# START OF PROVIDED DATA
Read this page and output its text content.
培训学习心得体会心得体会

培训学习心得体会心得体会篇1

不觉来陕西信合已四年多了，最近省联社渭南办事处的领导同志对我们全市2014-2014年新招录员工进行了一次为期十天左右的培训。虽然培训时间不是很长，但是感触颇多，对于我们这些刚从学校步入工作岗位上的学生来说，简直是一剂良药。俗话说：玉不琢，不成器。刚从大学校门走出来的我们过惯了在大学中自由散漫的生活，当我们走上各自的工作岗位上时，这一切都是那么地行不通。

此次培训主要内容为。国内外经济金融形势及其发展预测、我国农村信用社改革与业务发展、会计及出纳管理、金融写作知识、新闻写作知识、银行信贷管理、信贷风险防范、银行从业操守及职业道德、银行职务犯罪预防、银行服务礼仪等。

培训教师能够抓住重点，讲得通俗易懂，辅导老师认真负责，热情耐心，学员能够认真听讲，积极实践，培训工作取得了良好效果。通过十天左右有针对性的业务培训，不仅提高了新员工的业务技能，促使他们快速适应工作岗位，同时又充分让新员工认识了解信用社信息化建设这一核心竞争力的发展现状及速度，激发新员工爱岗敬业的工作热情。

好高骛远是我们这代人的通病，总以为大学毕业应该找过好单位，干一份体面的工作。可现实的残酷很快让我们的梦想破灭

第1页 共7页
# END OF PROVIDED DATA
# START OF PROVIDED DATA
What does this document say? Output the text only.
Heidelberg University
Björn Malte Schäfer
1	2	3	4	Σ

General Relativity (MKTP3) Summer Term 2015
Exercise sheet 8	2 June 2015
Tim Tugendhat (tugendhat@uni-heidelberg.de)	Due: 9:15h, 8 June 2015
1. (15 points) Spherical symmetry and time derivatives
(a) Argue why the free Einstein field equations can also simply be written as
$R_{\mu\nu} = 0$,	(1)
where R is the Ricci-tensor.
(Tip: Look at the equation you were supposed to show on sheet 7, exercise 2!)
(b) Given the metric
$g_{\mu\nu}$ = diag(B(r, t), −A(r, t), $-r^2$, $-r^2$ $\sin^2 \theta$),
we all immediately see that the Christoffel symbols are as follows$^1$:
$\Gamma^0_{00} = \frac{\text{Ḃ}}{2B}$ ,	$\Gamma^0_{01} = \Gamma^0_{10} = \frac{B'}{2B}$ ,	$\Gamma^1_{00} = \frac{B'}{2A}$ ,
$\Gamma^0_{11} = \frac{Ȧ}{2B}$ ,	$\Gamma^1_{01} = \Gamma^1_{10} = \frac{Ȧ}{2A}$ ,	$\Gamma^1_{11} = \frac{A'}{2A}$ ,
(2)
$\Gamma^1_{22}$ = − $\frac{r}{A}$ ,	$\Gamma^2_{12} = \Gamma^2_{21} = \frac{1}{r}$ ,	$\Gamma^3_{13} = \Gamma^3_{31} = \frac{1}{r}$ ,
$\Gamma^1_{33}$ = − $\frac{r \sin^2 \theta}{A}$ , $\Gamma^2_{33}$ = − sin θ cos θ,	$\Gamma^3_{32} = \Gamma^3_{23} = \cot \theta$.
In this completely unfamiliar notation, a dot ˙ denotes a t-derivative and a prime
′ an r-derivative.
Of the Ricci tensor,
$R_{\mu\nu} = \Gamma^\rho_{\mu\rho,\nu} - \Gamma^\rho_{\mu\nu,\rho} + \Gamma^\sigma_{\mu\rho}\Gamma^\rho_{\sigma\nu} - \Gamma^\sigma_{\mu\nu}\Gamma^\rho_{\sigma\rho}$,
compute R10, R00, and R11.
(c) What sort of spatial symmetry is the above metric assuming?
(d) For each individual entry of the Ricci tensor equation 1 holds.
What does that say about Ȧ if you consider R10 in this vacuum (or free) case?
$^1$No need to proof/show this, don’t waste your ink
# END OF PROVIDED DATA
__STATED GOAL__
Copy all lines from the material that contain "sheet".

__RESULT BELOW__
Exercise sheet 8	2 June 2015
(Tip: Look at the equation you were supposed to show on sheet 7, exercise 2!)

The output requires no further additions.